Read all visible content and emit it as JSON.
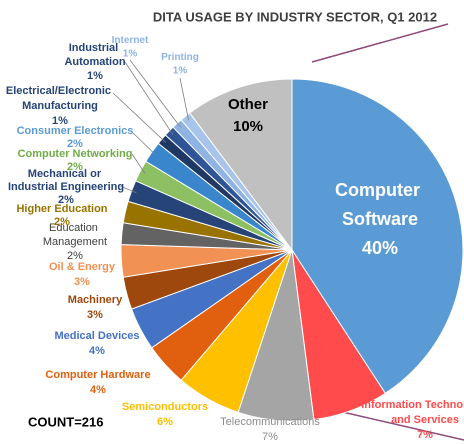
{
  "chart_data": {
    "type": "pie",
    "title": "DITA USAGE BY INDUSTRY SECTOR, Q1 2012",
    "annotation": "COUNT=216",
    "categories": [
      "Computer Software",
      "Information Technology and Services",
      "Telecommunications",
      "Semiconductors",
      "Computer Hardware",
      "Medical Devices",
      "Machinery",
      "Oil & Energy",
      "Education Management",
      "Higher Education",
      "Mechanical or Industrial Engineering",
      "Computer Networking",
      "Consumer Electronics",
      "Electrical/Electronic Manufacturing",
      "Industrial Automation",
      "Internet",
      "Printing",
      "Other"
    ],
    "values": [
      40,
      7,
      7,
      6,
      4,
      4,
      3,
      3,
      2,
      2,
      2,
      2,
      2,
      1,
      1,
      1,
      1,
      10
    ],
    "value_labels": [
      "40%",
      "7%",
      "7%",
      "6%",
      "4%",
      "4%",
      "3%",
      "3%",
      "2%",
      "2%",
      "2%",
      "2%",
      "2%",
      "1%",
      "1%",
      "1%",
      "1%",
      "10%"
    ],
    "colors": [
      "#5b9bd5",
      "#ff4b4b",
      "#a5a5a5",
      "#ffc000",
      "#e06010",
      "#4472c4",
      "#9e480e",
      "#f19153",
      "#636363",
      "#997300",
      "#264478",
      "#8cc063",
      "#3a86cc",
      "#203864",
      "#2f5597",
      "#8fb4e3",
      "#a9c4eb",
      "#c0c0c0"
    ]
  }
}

[WRITTEN EXERCISE]
Without the pictures, output the full listing exactly as it stands.

[RESULT FOR THIS EXERCISE]
Read all visible content and emit it as JSON.
{
  "chart_data": {
    "type": "pie",
    "title": "DITA USAGE BY INDUSTRY SECTOR, Q1 2012",
    "annotation": "COUNT=216",
    "categories": [
      "Computer Software",
      "Information Technology and Services",
      "Telecommunications",
      "Semiconductors",
      "Computer Hardware",
      "Medical Devices",
      "Machinery",
      "Oil & Energy",
      "Education Management",
      "Higher Education",
      "Mechanical or Industrial Engineering",
      "Computer Networking",
      "Consumer Electronics",
      "Electrical/Electronic Manufacturing",
      "Industrial Automation",
      "Internet",
      "Printing",
      "Other"
    ],
    "values": [
      40,
      7,
      7,
      6,
      4,
      4,
      3,
      3,
      2,
      2,
      2,
      2,
      2,
      1,
      1,
      1,
      1,
      10
    ],
    "value_labels": [
      "40%",
      "7%",
      "7%",
      "6%",
      "4%",
      "4%",
      "3%",
      "3%",
      "2%",
      "2%",
      "2%",
      "2%",
      "2%",
      "1%",
      "1%",
      "1%",
      "1%",
      "10%"
    ],
    "colors": [
      "#5b9bd5",
      "#ff4b4b",
      "#a5a5a5",
      "#ffc000",
      "#e06010",
      "#4472c4",
      "#9e480e",
      "#f19153",
      "#636363",
      "#997300",
      "#264478",
      "#8cc063",
      "#3a86cc",
      "#203864",
      "#2f5597",
      "#8fb4e3",
      "#a9c4eb",
      "#c0c0c0"
    ]
  }
}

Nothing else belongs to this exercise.